* _The request_: Pick out and copy every line below that contains the string "plate". Case counts.

* _Extracted data_:
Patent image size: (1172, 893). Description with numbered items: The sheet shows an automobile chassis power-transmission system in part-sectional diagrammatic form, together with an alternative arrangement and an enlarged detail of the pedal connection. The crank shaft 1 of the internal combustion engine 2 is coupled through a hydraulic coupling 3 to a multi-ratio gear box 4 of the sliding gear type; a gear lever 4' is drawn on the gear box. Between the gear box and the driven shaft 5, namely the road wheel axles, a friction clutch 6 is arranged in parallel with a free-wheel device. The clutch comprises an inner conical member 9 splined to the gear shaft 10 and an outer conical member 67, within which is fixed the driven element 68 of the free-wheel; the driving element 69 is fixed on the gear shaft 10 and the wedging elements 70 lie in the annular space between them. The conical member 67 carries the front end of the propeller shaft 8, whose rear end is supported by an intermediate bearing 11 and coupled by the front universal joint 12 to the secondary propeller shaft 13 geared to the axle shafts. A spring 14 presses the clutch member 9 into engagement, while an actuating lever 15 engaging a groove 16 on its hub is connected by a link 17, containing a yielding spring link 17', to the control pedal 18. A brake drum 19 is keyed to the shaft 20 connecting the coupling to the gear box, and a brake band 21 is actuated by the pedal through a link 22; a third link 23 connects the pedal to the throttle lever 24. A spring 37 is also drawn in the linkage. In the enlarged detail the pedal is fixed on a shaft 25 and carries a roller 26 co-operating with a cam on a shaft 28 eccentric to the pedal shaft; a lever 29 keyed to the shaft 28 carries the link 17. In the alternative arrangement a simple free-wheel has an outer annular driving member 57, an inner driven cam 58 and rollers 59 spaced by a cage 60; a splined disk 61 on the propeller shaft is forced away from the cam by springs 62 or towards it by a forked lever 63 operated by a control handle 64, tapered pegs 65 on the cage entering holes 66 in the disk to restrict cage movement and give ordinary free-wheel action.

---

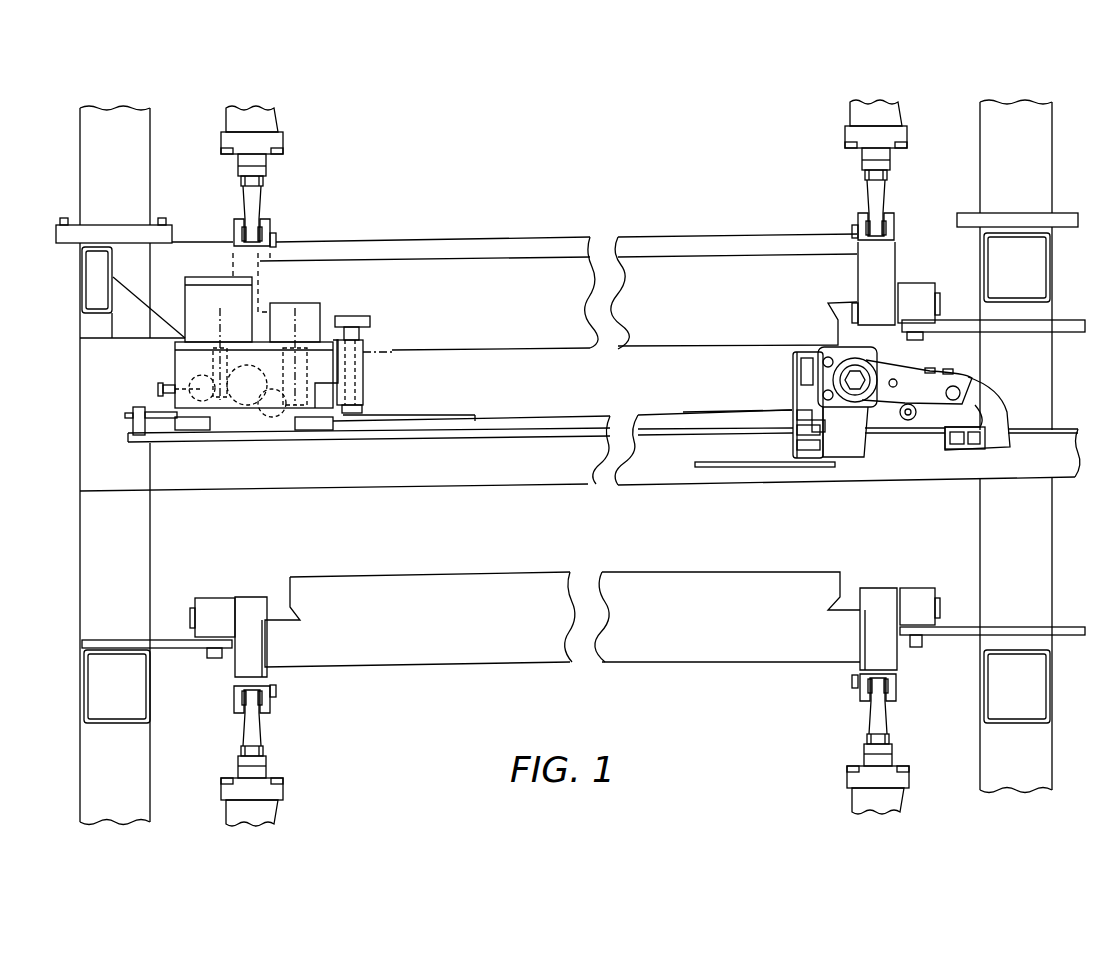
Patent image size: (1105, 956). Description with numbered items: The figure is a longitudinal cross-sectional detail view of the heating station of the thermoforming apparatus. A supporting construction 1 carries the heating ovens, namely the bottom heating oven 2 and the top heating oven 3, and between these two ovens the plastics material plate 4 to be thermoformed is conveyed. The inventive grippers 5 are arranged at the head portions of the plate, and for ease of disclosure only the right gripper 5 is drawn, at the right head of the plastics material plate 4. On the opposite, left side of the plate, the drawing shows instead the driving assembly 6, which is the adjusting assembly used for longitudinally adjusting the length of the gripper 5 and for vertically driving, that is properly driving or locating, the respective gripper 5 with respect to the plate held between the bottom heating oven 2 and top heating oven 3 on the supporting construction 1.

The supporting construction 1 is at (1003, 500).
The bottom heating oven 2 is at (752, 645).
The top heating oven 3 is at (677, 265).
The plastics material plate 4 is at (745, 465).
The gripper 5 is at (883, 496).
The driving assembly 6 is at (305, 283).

...

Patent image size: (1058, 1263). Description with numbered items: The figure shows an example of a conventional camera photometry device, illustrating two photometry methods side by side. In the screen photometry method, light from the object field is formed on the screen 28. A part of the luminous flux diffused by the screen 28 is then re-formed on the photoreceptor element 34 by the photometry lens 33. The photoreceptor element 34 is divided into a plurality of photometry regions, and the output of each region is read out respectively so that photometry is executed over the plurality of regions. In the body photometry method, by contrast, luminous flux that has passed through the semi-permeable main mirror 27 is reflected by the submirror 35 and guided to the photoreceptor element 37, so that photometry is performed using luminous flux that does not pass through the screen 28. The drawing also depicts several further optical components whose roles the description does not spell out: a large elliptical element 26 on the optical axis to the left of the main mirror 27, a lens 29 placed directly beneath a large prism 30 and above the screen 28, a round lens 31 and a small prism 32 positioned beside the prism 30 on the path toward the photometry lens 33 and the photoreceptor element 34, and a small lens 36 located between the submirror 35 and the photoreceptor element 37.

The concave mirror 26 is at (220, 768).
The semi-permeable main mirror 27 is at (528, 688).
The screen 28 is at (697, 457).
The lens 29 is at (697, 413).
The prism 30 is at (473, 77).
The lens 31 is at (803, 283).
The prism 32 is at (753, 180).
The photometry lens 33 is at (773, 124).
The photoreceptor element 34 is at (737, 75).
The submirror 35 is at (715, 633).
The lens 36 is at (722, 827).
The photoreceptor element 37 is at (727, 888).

* _The solution_:
Patent image size: (1105, 956). Description with numbered items: The figure is a longitudinal cross-sectional detail view of the heating station of the thermoforming apparatus. A supporting construction 1 carries the heating ovens, namely the bottom heating oven 2 and the top heating oven 3, and between these two ovens the plastics material plate 4 to be thermoformed is conveyed. The inventive grippers 5 are arranged at the head portions of the plate, and for ease of disclosure only the right gripper 5 is drawn, at the right head of the plastics material plate 4. On the opposite, left side of the plate, the drawing shows instead the driving assembly 6, which is the adjusting assembly used for longitudinally adjusting the length of the gripper 5 and for vertically driving, that is properly driving or locating, the respective gripper 5 with respect to the plate held between the bottom heating oven 2 and top heating oven 3 on the supporting construction 1.
The plastics material plate 4 is at (745, 465).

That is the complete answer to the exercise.